**Supplied information**
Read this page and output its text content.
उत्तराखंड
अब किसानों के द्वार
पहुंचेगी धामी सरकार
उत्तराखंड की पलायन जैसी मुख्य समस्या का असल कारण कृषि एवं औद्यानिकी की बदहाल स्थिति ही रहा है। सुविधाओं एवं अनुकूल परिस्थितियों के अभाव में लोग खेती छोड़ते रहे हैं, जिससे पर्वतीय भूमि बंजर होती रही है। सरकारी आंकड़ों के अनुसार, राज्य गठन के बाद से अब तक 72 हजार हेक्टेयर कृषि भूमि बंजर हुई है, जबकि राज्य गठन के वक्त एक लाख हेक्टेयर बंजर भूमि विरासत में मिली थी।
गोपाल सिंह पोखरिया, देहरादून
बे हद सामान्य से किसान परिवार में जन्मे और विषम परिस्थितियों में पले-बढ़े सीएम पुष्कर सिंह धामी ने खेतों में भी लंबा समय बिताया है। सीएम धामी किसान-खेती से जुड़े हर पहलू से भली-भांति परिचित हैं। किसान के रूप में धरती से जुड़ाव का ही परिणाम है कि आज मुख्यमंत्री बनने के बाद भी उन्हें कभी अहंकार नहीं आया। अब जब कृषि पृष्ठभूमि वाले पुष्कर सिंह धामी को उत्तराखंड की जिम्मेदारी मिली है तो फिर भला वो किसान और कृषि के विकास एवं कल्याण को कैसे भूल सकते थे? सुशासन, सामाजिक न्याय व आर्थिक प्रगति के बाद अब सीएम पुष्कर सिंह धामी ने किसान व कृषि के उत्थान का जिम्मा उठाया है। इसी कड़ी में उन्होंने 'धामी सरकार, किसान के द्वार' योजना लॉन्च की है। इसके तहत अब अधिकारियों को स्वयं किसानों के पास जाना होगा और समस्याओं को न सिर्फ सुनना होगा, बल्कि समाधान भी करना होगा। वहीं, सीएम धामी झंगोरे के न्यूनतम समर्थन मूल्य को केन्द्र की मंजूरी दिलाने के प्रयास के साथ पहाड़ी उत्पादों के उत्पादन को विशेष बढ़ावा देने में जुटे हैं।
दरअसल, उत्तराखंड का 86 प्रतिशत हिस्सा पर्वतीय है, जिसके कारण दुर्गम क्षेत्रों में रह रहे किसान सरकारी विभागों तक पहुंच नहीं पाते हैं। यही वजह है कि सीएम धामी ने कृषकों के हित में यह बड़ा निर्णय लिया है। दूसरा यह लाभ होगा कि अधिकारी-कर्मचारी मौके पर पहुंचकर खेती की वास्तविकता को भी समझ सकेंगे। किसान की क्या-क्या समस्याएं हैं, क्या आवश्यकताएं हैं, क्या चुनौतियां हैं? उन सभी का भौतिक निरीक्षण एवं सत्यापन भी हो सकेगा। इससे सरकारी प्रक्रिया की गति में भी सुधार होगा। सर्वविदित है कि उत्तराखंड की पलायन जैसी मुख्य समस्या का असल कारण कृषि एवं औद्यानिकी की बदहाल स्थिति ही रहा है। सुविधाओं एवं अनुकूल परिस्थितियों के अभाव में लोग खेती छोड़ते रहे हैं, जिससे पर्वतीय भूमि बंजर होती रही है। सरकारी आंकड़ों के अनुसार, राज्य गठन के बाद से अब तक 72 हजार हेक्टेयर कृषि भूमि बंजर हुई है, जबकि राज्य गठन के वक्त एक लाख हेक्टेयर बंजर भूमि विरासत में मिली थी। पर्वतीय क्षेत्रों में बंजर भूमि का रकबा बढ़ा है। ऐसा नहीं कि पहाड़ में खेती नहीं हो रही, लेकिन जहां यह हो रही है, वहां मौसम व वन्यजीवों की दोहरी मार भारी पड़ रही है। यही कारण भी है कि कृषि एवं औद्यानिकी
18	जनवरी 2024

**Your goal**
Copy all the entries verbatim.

**Finished exercise**
Read this page and output its text content.
उत्तराखंड
अब किसानों के द्वार
पहुंचेगी धामी सरकार
उत्तराखंड की पलायन जैसी मुख्य समस्या का असल कारण कृषि एवं औद्यानिकी की बदहाल स्थिति ही रहा है। सुविधाओं एवं अनुकूल परिस्थितियों के अभाव में लोग खेती छोड़ते रहे हैं, जिससे पर्वतीय भूमि बंजर होती रही है। सरकारी आंकड़ों के अनुसार, राज्य गठन के बाद से अब तक 72 हजार हेक्टेयर कृषि भूमि बंजर हुई है, जबकि राज्य गठन के वक्त एक लाख हेक्टेयर बंजर भूमि विरासत में मिली थी।
गोपाल सिंह पोखरिया, देहरादून
बे हद सामान्य से किसान परिवार में जन्मे और विषम परिस्थितियों में पले-बढ़े सीएम पुष्कर सिंह धामी ने खेतों में भी लंबा समय बिताया है। सीएम धामी किसान-खेती से जुड़े हर पहलू से भली-भांति परिचित हैं। किसान के रूप में धरती से जुड़ाव का ही परिणाम है कि आज मुख्यमंत्री बनने के बाद भी उन्हें कभी अहंकार नहीं आया। अब जब कृषि पृष्ठभूमि वाले पुष्कर सिंह धामी को उत्तराखंड की जिम्मेदारी मिली है तो फिर भला वो किसान और कृषि के विकास एवं कल्याण को कैसे भूल सकते थे? सुशासन, सामाजिक न्याय व आर्थिक प्रगति के बाद अब सीएम पुष्कर सिंह धामी ने किसान व कृषि के उत्थान का जिम्मा उठाया है। इसी कड़ी में उन्होंने 'धामी सरकार, किसान के द्वार' योजना लॉन्च की है। इसके तहत अब अधिकारियों को स्वयं किसानों के पास जाना होगा और समस्याओं को न सिर्फ सुनना होगा, बल्कि समाधान भी करना होगा। वहीं, सीएम धामी झंगोरे के न्यूनतम समर्थन मूल्य को केन्द्र की मंजूरी दिलाने के प्रयास के साथ पहाड़ी उत्पादों के उत्पादन को विशेष बढ़ावा देने में जुटे हैं।
दरअसल, उत्तराखंड का 86 प्रतिशत हिस्सा पर्वतीय है, जिसके कारण दुर्गम क्षेत्रों में रह रहे किसान सरकारी विभागों तक पहुंच नहीं पाते हैं। यही वजह है कि सीएम धामी ने कृषकों के हित में यह बड़ा निर्णय लिया है। दूसरा यह लाभ होगा कि अधिकारी-कर्मचारी मौके पर पहुंचकर खेती की वास्तविकता को भी समझ सकेंगे। किसान की क्या-क्या समस्याएं हैं, क्या आवश्यकताएं हैं, क्या चुनौतियां हैं? उन सभी का भौतिक निरीक्षण एवं सत्यापन भी हो सकेगा। इससे सरकारी प्रक्रिया की गति में भी सुधार होगा। सर्वविदित है कि उत्तराखंड की पलायन जैसी मुख्य समस्या का असल कारण कृषि एवं औद्यानिकी की बदहाल स्थिति ही रहा है। सुविधाओं एवं अनुकूल परिस्थितियों के अभाव में लोग खेती छोड़ते रहे हैं, जिससे पर्वतीय भूमि बंजर होती रही है। सरकारी आंकड़ों के अनुसार, राज्य गठन के बाद से अब तक 72 हजार हेक्टेयर कृषि भूमि बंजर हुई है, जबकि राज्य गठन के वक्त एक लाख हेक्टेयर बंजर भूमि विरासत में मिली थी। पर्वतीय क्षेत्रों में बंजर भूमि का रकबा बढ़ा है। ऐसा नहीं कि पहाड़ में खेती नहीं हो रही, लेकिन जहां यह हो रही है, वहां मौसम व वन्यजीवों की दोहरी मार भारी पड़ रही है। यही कारण भी है कि कृषि एवं औद्यानिकी
18	जनवरी 2024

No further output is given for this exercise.